• Written exercise: Can you rewrite the lines from the one containing "x-tick-label: 400: [1049, 705, 1101, 740]" up to and including the one containing "data-line-25nM: [171, 470, 965, 674]", with "y-tick-label" changed to "y-axis-label" and nothing else altered?

• Records provided:
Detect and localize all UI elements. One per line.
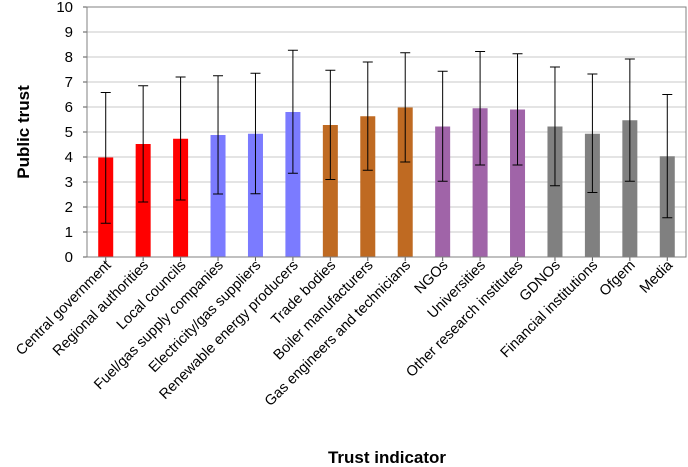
x-axis-title: Trust indicator (328, 448, 446, 467)
bar (547, 126, 563, 257)
x-tick-label: Media (637, 257, 677, 297)
y-tick-label: 7 (65, 74, 73, 91)
y-tick-label: 3 (65, 174, 73, 191)
y-tick-label: 0 (65, 249, 73, 266)
y-tick-label: 5 (65, 124, 73, 141)
bar (285, 112, 301, 257)
y-tick-label: 9 (65, 24, 73, 41)
bar (247, 133, 263, 257)
bar (322, 125, 338, 257)
bar (397, 107, 413, 257)
bar (360, 116, 376, 257)
bar (584, 133, 600, 257)
y-axis-title: Public trust (14, 85, 33, 179)
plot-frame (86, 6, 687, 258)
x-tick-label: Ofgem (597, 258, 639, 300)
bar (510, 109, 526, 257)
plot-border (86, 6, 687, 258)
bar (435, 126, 451, 257)
y-tick-label: 4 (65, 149, 73, 166)
y-tick-label: 2 (65, 199, 73, 216)
y-tick-label: 10 (56, 0, 73, 16)
y-axis-ticks: 0 1 2 3 4 5 6 7 8 9 10 (56, 0, 87, 266)
bar (210, 135, 226, 257)
y-tick-label: 8 (65, 49, 73, 66)
bar (622, 120, 638, 257)
y-tick-label: 1 (65, 224, 73, 241)
error-bars (100, 49, 673, 224)
y-tick-label: 6 (65, 99, 73, 116)
bar (472, 108, 488, 257)
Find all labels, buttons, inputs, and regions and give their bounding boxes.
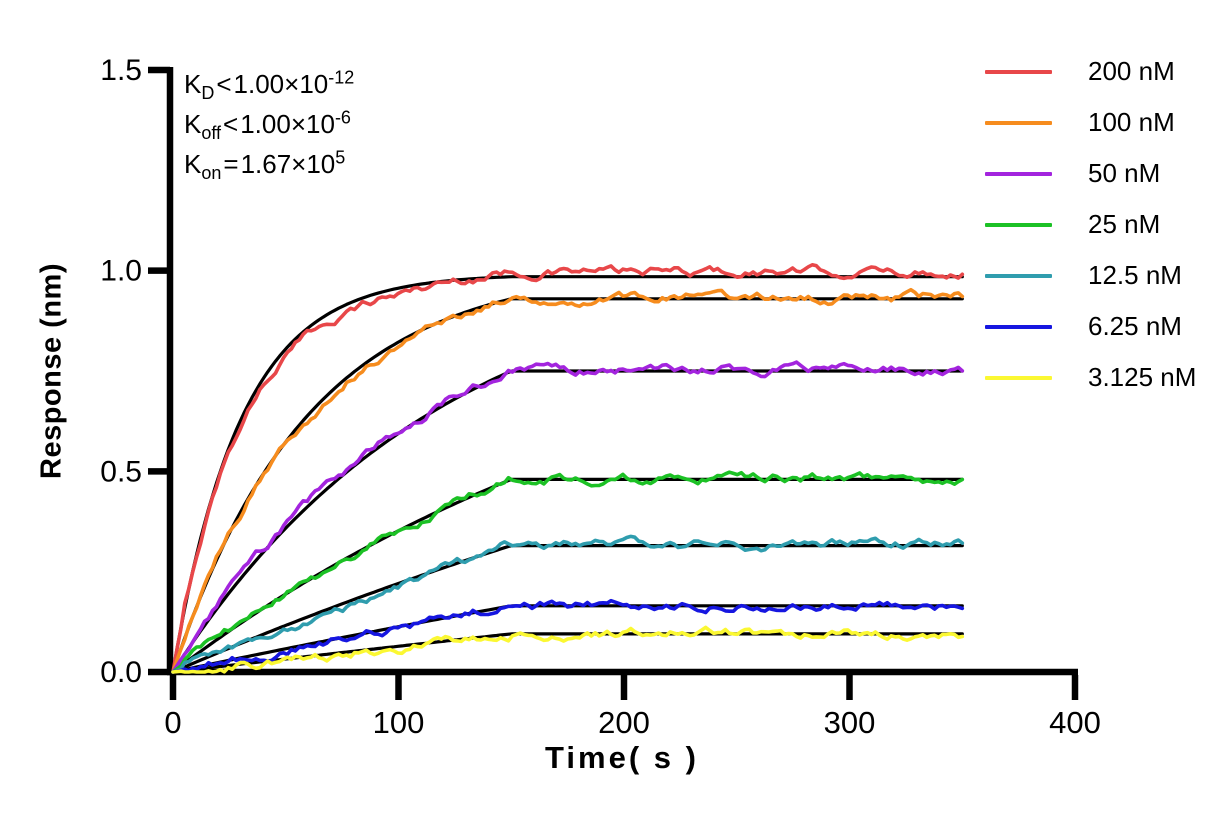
x-tick-label: 400: [1049, 705, 1101, 740]
kon-subscript: on: [201, 163, 222, 184]
y-tick-label: 0.5: [100, 455, 142, 488]
y-axis-title: Response (nm): [35, 263, 68, 479]
legend-label-3.125nM: 3.125 nM: [1088, 362, 1197, 392]
data-line-200nM: [171, 263, 965, 674]
koff-symbol: K: [184, 109, 202, 139]
fit-line-100nM: [171, 297, 964, 674]
y-tick-label: 1.5: [100, 54, 142, 87]
koff-operator: <: [223, 109, 239, 139]
x-tick-label: 0: [164, 705, 181, 740]
y-tick-label: 1.0: [100, 255, 142, 288]
fit-line-200nM: [171, 275, 964, 674]
legend-swatch-25nM: [985, 222, 1052, 227]
x-tick-label: 200: [598, 705, 650, 740]
legend-label-6.25nM: 6.25 nM: [1088, 311, 1182, 341]
kd-value: 1.00×10: [233, 69, 329, 99]
koff-exponent: -6: [334, 107, 351, 128]
kon-annotation: Kon=1.67×105: [184, 144, 354, 184]
legend-item-6.25nM: 6.25 nM: [985, 301, 1196, 352]
data-line-25nM: [171, 470, 965, 674]
legend-item-50nM: 50 nM: [985, 148, 1196, 199]
y-tick-label: 0.0: [100, 656, 142, 689]
data-line-6.25nM: [171, 598, 965, 674]
kd-annotation: KD<1.00×10-12: [184, 64, 354, 104]
koff-annotation: Koff<1.00×10-6: [184, 104, 354, 144]
x-tick-label: 100: [373, 705, 425, 740]
legend-swatch-200nM: [985, 69, 1052, 74]
legend-label-200nM: 200 nM: [1088, 56, 1175, 86]
x-tick-label: 300: [824, 705, 876, 740]
kd-subscript: D: [201, 83, 215, 104]
x-axis-title: Time( s ): [545, 740, 699, 775]
kd-exponent: -12: [328, 67, 355, 88]
fit-line-12.5nM: [171, 544, 964, 674]
legend-label-100nM: 100 nM: [1088, 107, 1175, 137]
kon-exponent: 5: [335, 147, 346, 168]
legend-swatch-3.125nM: [985, 375, 1052, 380]
legend-label-12.5nM: 12.5 nM: [1088, 260, 1182, 290]
data-line-3.125nM: [171, 625, 965, 674]
kd-symbol: K: [184, 69, 202, 99]
koff-value: 1.00×10: [240, 109, 335, 139]
koff-subscript: off: [201, 123, 222, 144]
data-line-100nM: [171, 287, 965, 674]
legend-label-25nM: 25 nM: [1088, 209, 1161, 239]
legend-label-50nM: 50 nM: [1088, 158, 1161, 188]
legend-swatch-12.5nM: [985, 273, 1052, 278]
data-line-50nM: [171, 360, 965, 674]
legend-item-25nM: 25 nM: [985, 199, 1196, 250]
legend: 200 nM 100 nM 50 nM 25 nM 12.5 nM 6.25 n…: [985, 46, 1196, 403]
legend-swatch-100nM: [985, 120, 1052, 125]
kon-symbol: K: [184, 149, 202, 179]
legend-item-200nM: 200 nM: [985, 46, 1196, 97]
fit-line-25nM: [171, 477, 964, 674]
kon-operator: =: [223, 149, 239, 179]
kon-value: 1.67×10: [240, 149, 336, 179]
legend-swatch-6.25nM: [985, 324, 1052, 329]
data-line-12.5nM: [171, 534, 965, 674]
kd-operator: <: [216, 69, 232, 99]
legend-item-100nM: 100 nM: [985, 97, 1196, 148]
legend-swatch-50nM: [985, 171, 1052, 176]
legend-item-3.125nM: 3.125 nM: [985, 352, 1196, 403]
kinetics-annotation: KD<1.00×10-12 Koff<1.00×10-6 Kon=1.67×10…: [184, 64, 354, 184]
legend-item-12.5nM: 12.5 nM: [985, 250, 1196, 301]
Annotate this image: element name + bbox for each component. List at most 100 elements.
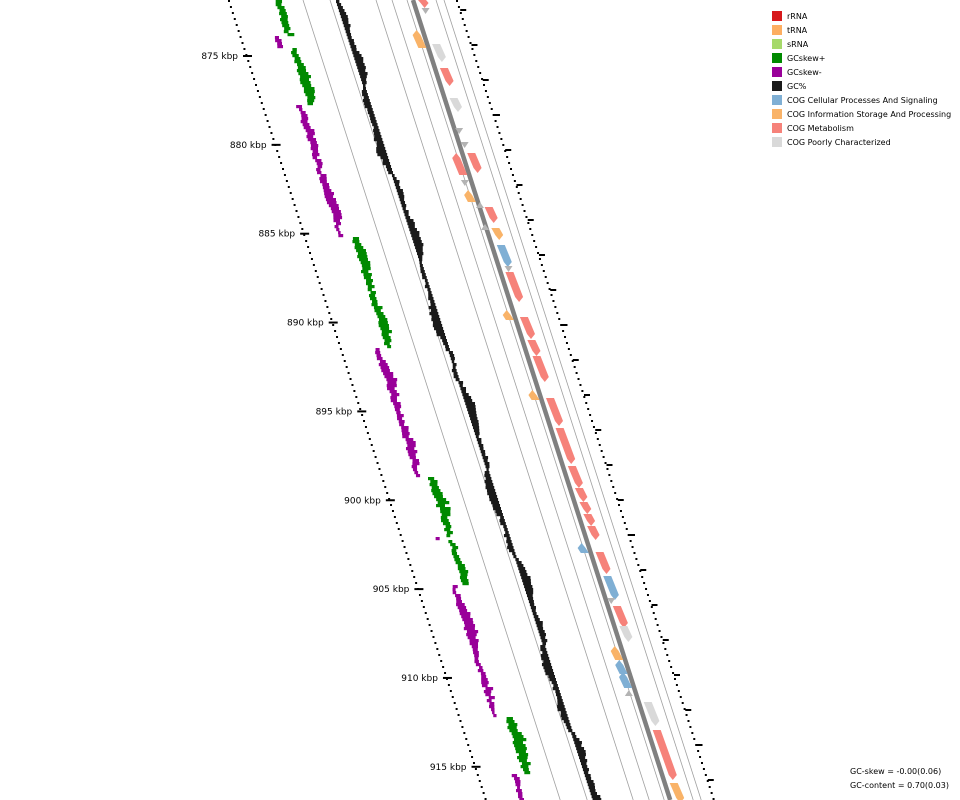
gc-bar — [572, 735, 577, 739]
minor-tick — [237, 30, 240, 32]
gc-bar — [424, 279, 428, 283]
minor-tick — [309, 252, 312, 254]
legend-label: COG Metabolism — [787, 123, 854, 133]
gcskew-plus-bar — [305, 93, 315, 97]
gcskew-minus-bar — [474, 660, 479, 664]
gc-bar — [507, 543, 513, 547]
gcskew-plus-bar — [441, 513, 451, 517]
gcskew-minus-bar — [475, 663, 481, 667]
minor-tick — [610, 480, 613, 482]
gcskew-plus-bar — [431, 486, 439, 490]
legend-item-cog-information: COG Information Storage And Processing — [772, 107, 960, 121]
legend-swatch — [772, 67, 782, 77]
gc-bar — [346, 33, 352, 37]
gc-bar — [551, 681, 557, 685]
gcskew-minus-bar — [414, 471, 419, 475]
gcskew-minus-bar — [390, 399, 397, 403]
gcskew-plus-bar — [517, 756, 528, 760]
minor-tick — [623, 522, 626, 524]
gene-arrow-reverse — [619, 672, 633, 688]
gc-bar — [484, 462, 490, 466]
minor-tick — [531, 234, 534, 236]
minor-tick — [643, 582, 646, 584]
minor-tick — [700, 762, 703, 764]
gcskew-plus-bar — [299, 78, 310, 82]
minor-tick — [231, 12, 234, 14]
tick-label: 895 kbp — [316, 407, 353, 417]
gc-bar — [376, 150, 387, 154]
gene-arrow-forward — [567, 466, 583, 488]
minor-tick — [370, 444, 373, 446]
minor-tick — [685, 714, 688, 716]
gc-bar — [557, 696, 562, 700]
gcskew-plus-bar — [280, 18, 288, 22]
minor-tick — [297, 216, 300, 218]
legend-item-rrna: rRNA — [772, 9, 960, 23]
gc-bar — [576, 747, 585, 751]
gcskew-minus-bar — [511, 774, 518, 778]
gcskew-plus-bar — [431, 489, 441, 493]
gcskew-minus-bar — [306, 135, 314, 139]
minor-tick — [693, 738, 696, 740]
gc-bar — [466, 405, 476, 409]
gc-bar — [349, 42, 355, 46]
legend-swatch — [772, 39, 782, 49]
gcskew-minus-bar — [481, 678, 488, 682]
gc-bar — [522, 579, 531, 583]
gc-bar — [357, 66, 366, 70]
minor-tick — [699, 756, 702, 758]
gcskew-minus-bar — [274, 36, 280, 40]
small-feature-marker — [460, 142, 469, 148]
minor-tick — [276, 150, 279, 152]
minor-tick — [483, 84, 486, 86]
gc-bar — [523, 582, 532, 586]
gc-bar — [428, 294, 433, 298]
gc-bar — [396, 189, 403, 193]
gcskew-plus-bar — [354, 246, 364, 250]
gcskew-minus-bar — [334, 225, 339, 229]
minor-tick — [666, 654, 669, 656]
minor-tick — [471, 756, 474, 758]
minor-tick — [243, 48, 246, 50]
minor-tick — [451, 696, 454, 698]
gcskew-minus-bar — [375, 348, 380, 352]
gc-bar — [578, 753, 586, 757]
gcskew-minus-bar — [477, 669, 484, 673]
gcskew-plus-bar — [275, 3, 282, 7]
gc-bar — [542, 651, 548, 655]
gene-arrow-forward — [449, 98, 462, 112]
gene-arrow-reverse — [528, 390, 540, 400]
minor-tick — [488, 102, 491, 104]
gc-bar — [355, 60, 364, 64]
minor-tick — [364, 426, 367, 428]
legend-item-gc-percent: GC% — [772, 79, 960, 93]
gcskew-minus-bar — [398, 420, 405, 424]
gc-bar — [557, 702, 564, 706]
gcskew-minus-bar — [481, 675, 487, 679]
minor-tick — [546, 282, 549, 284]
minor-tick — [422, 606, 425, 608]
gc-bar — [428, 291, 432, 295]
gc-bar — [479, 447, 484, 451]
gc-bar — [434, 327, 444, 331]
tick-label: 915 kbp — [430, 763, 467, 773]
gc-bar — [574, 741, 582, 745]
gc-bar — [513, 555, 517, 559]
gc-bar — [549, 678, 556, 682]
minor-tick — [347, 372, 350, 374]
gc-bar — [486, 489, 496, 493]
minor-tick — [479, 72, 482, 74]
gcskew-plus-bar — [434, 495, 443, 499]
gcskew-minus-bar — [402, 435, 409, 439]
minor-tick — [262, 108, 265, 110]
gcskew-minus-bar — [409, 456, 416, 460]
minor-tick — [481, 78, 484, 80]
gcskew-minus-bar — [390, 396, 397, 400]
minor-tick — [510, 168, 513, 170]
gc-bar — [552, 687, 559, 691]
gcskew-minus-bar — [307, 132, 315, 136]
minor-tick — [330, 318, 333, 320]
minor-tick — [540, 264, 543, 266]
gcskew-minus-bar — [455, 594, 461, 598]
minor-tick — [341, 354, 344, 356]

• Right answer:
x-tick-label: 400: [1049, 705, 1101, 740]
kon-subscript: on: [201, 163, 222, 184]
y-axis-label: 0.5: [100, 455, 142, 488]
y-axis-title: Response (nm): [35, 263, 68, 479]
legend-label-3.125nM: 3.125 nM: [1088, 362, 1197, 392]
data-line-200nM: [171, 263, 965, 674]
koff-symbol: K: [184, 109, 202, 139]
fit-line-100nM: [171, 297, 964, 674]
y-axis-label: 1.5: [100, 54, 142, 87]
koff-operator: <: [223, 109, 239, 139]
x-tick-label: 0: [164, 705, 181, 740]
y-axis-label: 1.0: [100, 255, 142, 288]
fit-line-200nM: [171, 275, 964, 674]
legend-swatch-25nM: [985, 222, 1052, 227]
x-tick-label: 200: [598, 705, 650, 740]
legend-label-6.25nM: 6.25 nM: [1088, 311, 1182, 341]
kd-value: 1.00×10: [233, 69, 329, 99]
koff-exponent: -6: [334, 107, 351, 128]
kon-annotation: Kon=1.67×105: [184, 144, 354, 184]
legend-item-6.25nM: 6.25 nM: [985, 301, 1196, 352]
data-line-25nM: [171, 470, 965, 674]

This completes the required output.